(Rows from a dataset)
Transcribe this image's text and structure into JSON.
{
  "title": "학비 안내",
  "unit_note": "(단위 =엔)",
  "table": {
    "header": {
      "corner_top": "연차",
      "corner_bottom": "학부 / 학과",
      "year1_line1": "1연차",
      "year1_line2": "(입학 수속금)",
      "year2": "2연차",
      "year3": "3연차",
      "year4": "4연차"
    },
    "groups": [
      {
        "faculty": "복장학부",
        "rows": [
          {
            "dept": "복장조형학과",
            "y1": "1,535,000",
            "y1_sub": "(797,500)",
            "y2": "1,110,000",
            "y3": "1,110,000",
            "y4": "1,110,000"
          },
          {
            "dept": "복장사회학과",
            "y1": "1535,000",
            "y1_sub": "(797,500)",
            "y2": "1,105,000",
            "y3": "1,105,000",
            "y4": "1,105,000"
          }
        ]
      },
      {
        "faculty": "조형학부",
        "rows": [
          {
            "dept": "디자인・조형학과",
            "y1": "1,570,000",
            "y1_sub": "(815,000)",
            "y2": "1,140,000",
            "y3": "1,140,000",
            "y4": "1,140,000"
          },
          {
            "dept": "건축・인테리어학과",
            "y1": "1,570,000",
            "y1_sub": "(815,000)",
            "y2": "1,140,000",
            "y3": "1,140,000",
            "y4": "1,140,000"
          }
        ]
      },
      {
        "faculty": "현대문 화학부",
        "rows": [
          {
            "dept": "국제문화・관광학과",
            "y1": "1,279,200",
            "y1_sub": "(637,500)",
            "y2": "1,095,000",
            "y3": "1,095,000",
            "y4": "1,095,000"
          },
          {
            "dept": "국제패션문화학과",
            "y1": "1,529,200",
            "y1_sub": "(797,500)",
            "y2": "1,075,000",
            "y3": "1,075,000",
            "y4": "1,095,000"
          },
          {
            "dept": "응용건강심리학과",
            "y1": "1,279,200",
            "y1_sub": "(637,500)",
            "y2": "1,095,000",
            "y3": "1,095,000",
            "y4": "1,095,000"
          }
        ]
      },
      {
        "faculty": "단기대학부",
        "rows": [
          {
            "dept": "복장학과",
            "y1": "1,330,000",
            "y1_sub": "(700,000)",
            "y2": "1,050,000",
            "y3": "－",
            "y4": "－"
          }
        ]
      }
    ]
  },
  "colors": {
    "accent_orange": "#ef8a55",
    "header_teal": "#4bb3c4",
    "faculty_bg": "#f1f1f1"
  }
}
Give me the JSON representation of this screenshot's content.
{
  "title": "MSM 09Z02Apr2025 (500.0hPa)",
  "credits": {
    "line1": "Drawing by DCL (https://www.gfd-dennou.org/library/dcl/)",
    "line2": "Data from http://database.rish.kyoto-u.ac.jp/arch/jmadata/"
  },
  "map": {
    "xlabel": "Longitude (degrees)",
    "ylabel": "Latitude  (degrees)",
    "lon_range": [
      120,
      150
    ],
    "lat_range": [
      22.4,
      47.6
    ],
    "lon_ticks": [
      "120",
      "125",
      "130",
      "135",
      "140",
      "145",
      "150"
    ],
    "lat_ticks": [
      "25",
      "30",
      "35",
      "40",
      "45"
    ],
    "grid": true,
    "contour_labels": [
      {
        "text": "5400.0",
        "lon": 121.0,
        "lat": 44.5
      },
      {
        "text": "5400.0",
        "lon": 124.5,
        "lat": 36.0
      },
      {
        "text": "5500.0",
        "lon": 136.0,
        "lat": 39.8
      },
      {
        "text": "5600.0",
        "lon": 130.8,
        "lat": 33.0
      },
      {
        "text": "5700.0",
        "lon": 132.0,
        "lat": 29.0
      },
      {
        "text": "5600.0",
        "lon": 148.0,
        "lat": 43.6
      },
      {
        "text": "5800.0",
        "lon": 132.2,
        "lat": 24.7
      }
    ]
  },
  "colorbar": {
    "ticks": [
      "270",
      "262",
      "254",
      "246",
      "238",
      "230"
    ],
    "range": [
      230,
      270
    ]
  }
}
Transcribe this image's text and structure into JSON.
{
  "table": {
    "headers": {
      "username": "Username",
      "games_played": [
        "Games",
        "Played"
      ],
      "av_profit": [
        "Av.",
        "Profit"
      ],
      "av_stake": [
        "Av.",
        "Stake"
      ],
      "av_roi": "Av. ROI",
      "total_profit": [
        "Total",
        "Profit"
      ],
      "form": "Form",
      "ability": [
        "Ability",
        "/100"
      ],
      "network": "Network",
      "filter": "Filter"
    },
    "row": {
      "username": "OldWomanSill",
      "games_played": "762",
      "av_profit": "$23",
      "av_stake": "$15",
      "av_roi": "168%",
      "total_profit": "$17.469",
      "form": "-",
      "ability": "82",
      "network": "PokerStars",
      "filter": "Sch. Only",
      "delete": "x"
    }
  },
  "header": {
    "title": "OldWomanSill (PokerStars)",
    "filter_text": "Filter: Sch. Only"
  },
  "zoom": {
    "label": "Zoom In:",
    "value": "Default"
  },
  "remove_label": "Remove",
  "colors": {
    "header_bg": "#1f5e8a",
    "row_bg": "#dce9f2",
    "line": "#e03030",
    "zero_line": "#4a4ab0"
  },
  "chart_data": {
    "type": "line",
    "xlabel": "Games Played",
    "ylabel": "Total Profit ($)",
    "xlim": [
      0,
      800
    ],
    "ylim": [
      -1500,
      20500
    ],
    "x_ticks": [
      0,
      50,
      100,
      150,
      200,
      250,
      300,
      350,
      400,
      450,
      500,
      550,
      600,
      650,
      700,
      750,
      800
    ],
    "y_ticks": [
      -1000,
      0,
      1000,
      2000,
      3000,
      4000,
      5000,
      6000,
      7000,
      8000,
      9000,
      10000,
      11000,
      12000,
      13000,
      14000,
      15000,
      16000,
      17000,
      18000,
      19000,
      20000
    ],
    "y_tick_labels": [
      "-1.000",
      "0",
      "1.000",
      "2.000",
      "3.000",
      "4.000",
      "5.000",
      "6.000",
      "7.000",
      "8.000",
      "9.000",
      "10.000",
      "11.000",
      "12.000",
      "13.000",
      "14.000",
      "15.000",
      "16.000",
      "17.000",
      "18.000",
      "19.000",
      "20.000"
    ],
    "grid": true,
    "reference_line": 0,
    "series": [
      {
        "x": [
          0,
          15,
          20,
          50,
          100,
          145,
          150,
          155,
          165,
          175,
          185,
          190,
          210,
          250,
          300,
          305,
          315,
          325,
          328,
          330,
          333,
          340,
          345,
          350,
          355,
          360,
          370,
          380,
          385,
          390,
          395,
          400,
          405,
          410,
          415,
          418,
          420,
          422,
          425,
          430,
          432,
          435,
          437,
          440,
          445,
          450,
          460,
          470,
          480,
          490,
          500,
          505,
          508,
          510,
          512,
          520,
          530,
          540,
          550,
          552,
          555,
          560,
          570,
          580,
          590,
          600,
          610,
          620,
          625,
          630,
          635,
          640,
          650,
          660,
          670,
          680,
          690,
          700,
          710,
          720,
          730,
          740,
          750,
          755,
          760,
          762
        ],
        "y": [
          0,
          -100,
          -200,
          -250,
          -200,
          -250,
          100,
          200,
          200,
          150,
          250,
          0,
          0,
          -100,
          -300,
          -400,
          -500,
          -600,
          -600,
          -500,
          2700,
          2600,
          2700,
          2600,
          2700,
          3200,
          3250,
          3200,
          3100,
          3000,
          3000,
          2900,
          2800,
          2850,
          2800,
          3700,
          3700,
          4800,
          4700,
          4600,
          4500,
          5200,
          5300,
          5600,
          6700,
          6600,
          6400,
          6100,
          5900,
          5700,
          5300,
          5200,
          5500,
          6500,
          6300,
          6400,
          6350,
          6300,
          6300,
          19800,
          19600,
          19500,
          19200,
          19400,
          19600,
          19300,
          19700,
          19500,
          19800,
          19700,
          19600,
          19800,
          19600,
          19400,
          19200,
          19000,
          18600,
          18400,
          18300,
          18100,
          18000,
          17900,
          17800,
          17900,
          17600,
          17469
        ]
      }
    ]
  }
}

Brief: How many lines of the entries above hold the string "PokerStars"? Reply with the number alone.

Task solution: 2